Repeat all the records exactly, omitting pictures.

>> START Supplied material

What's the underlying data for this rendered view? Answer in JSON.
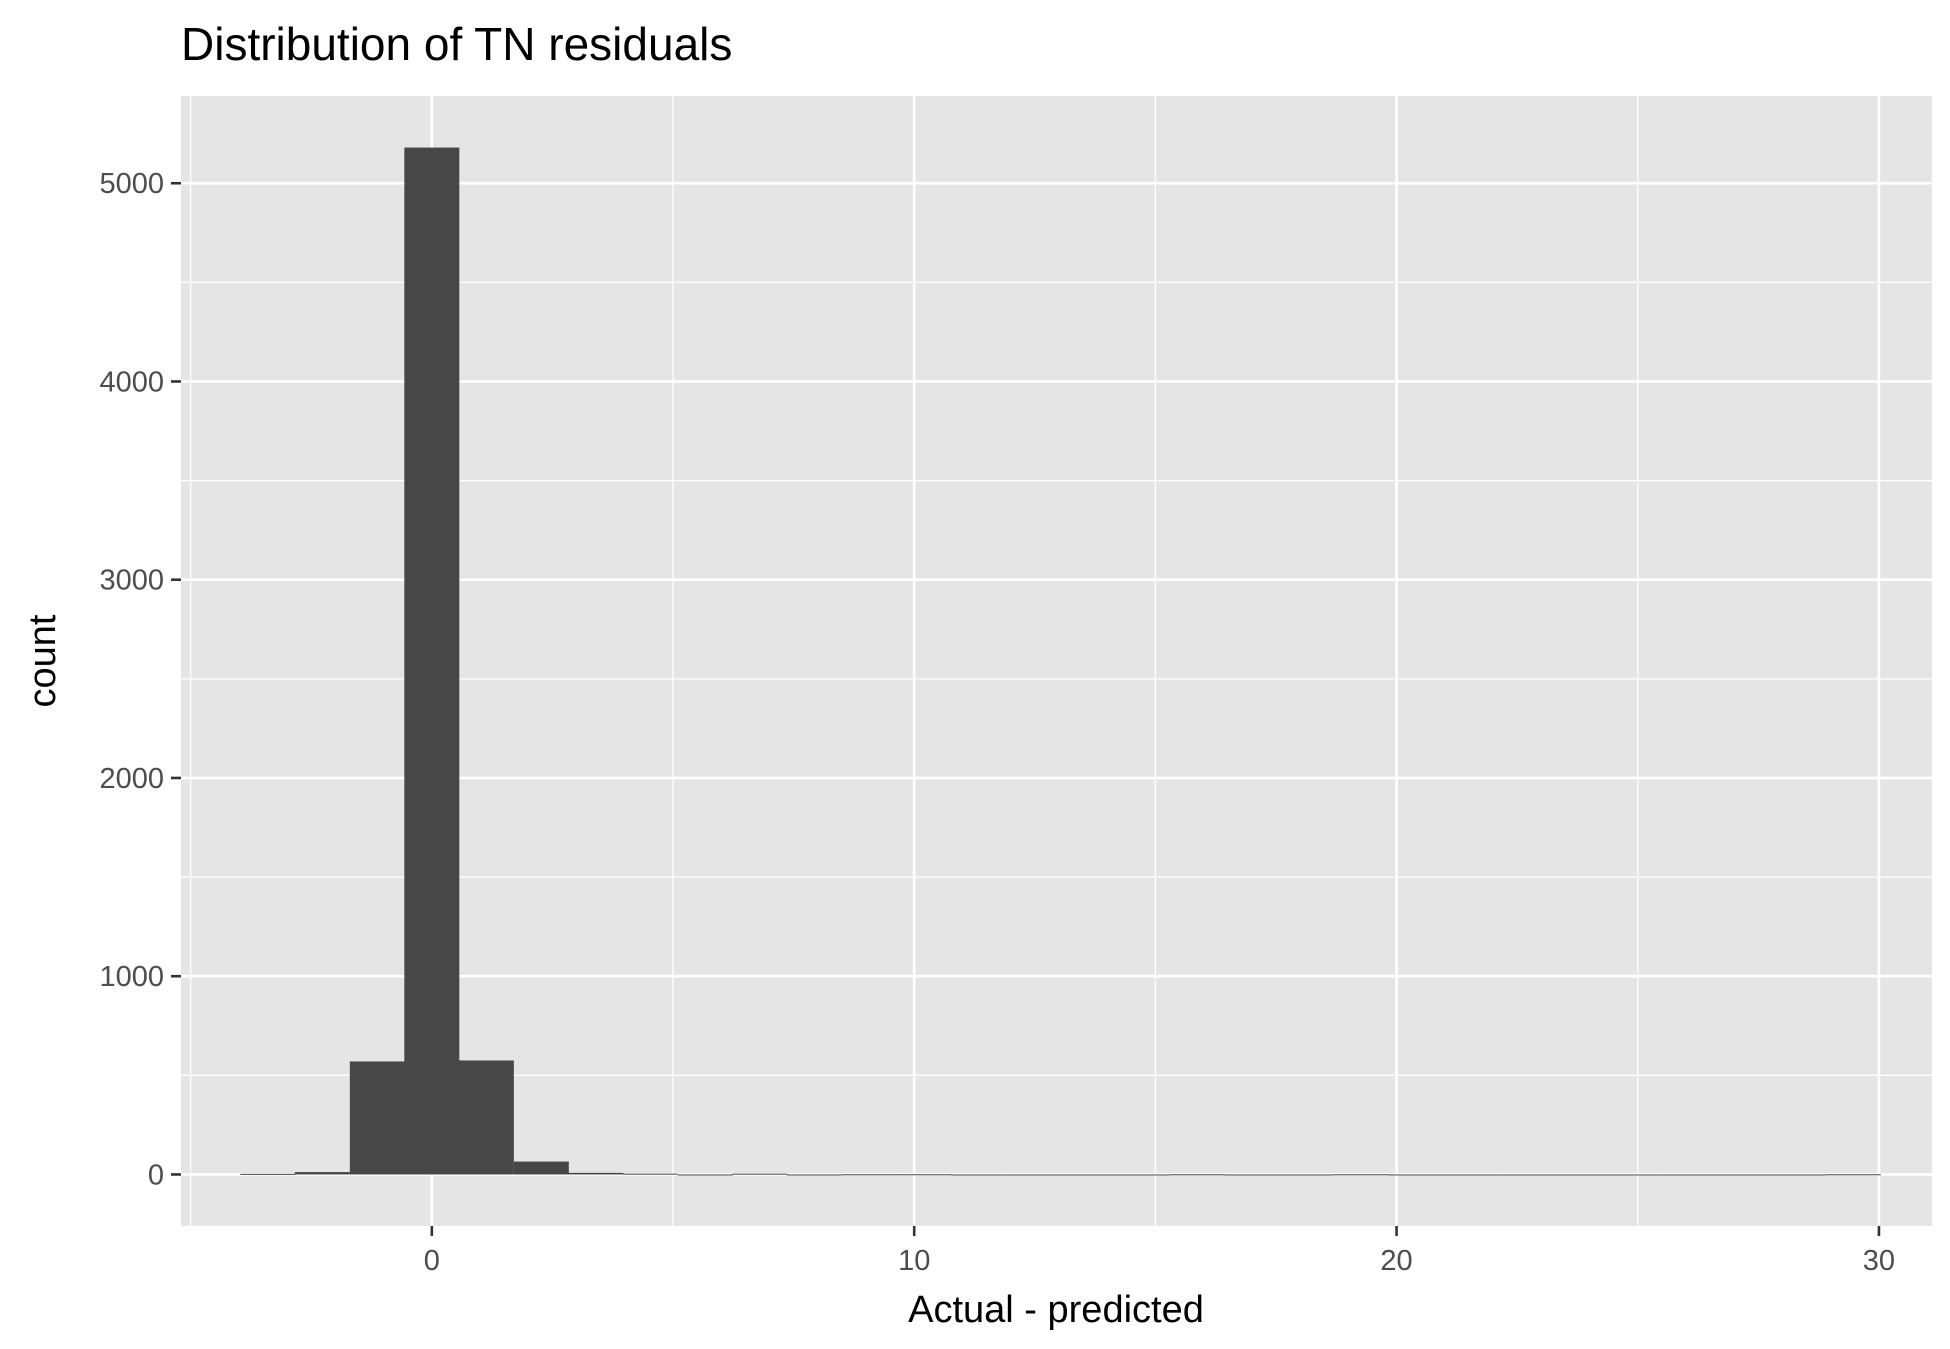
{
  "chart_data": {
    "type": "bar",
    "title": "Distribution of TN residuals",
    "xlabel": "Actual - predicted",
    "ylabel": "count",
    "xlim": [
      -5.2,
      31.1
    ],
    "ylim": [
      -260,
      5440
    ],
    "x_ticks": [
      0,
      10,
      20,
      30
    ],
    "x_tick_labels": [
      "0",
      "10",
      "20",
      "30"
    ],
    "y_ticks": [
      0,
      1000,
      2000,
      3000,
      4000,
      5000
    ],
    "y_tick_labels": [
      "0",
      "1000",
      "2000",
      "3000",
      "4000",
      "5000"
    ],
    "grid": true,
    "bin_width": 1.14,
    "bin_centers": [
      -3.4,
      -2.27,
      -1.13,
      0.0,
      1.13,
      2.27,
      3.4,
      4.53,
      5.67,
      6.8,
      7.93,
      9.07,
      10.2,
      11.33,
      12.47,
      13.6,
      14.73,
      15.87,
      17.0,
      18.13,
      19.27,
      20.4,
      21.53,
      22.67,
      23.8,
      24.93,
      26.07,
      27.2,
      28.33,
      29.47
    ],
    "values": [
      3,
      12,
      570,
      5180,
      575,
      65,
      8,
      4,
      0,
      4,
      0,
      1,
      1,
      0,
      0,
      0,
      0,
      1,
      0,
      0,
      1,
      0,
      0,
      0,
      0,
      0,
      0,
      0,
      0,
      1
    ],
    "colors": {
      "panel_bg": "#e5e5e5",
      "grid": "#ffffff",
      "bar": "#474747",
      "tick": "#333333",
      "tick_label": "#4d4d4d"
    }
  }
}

>> END Supplied material

▶ _Answer to this exercise_:
What's the underlying data for this rendered view? Answer in JSON.
{
  "chart_data": {
    "type": "bar",
    "title": "Distribution of TN residuals",
    "xlabel": "Actual - predicted",
    "ylabel": "count",
    "xlim": [
      -5.2,
      31.1
    ],
    "ylim": [
      -260,
      5440
    ],
    "x_ticks": [
      0,
      10,
      20,
      30
    ],
    "x_tick_labels": [
      "0",
      "10",
      "20",
      "30"
    ],
    "y_ticks": [
      0,
      1000,
      2000,
      3000,
      4000,
      5000
    ],
    "y_tick_labels": [
      "0",
      "1000",
      "2000",
      "3000",
      "4000",
      "5000"
    ],
    "grid": true,
    "bin_width": 1.14,
    "bin_centers": [
      -3.4,
      -2.27,
      -1.13,
      0.0,
      1.13,
      2.27,
      3.4,
      4.53,
      5.67,
      6.8,
      7.93,
      9.07,
      10.2,
      11.33,
      12.47,
      13.6,
      14.73,
      15.87,
      17.0,
      18.13,
      19.27,
      20.4,
      21.53,
      22.67,
      23.8,
      24.93,
      26.07,
      27.2,
      28.33,
      29.47
    ],
    "values": [
      3,
      12,
      570,
      5180,
      575,
      65,
      8,
      4,
      0,
      4,
      0,
      1,
      1,
      0,
      0,
      0,
      0,
      1,
      0,
      0,
      1,
      0,
      0,
      0,
      0,
      0,
      0,
      0,
      0,
      1
    ],
    "colors": {
      "panel_bg": "#e5e5e5",
      "grid": "#ffffff",
      "bar": "#474747",
      "tick": "#333333",
      "tick_label": "#4d4d4d"
    }
  }
}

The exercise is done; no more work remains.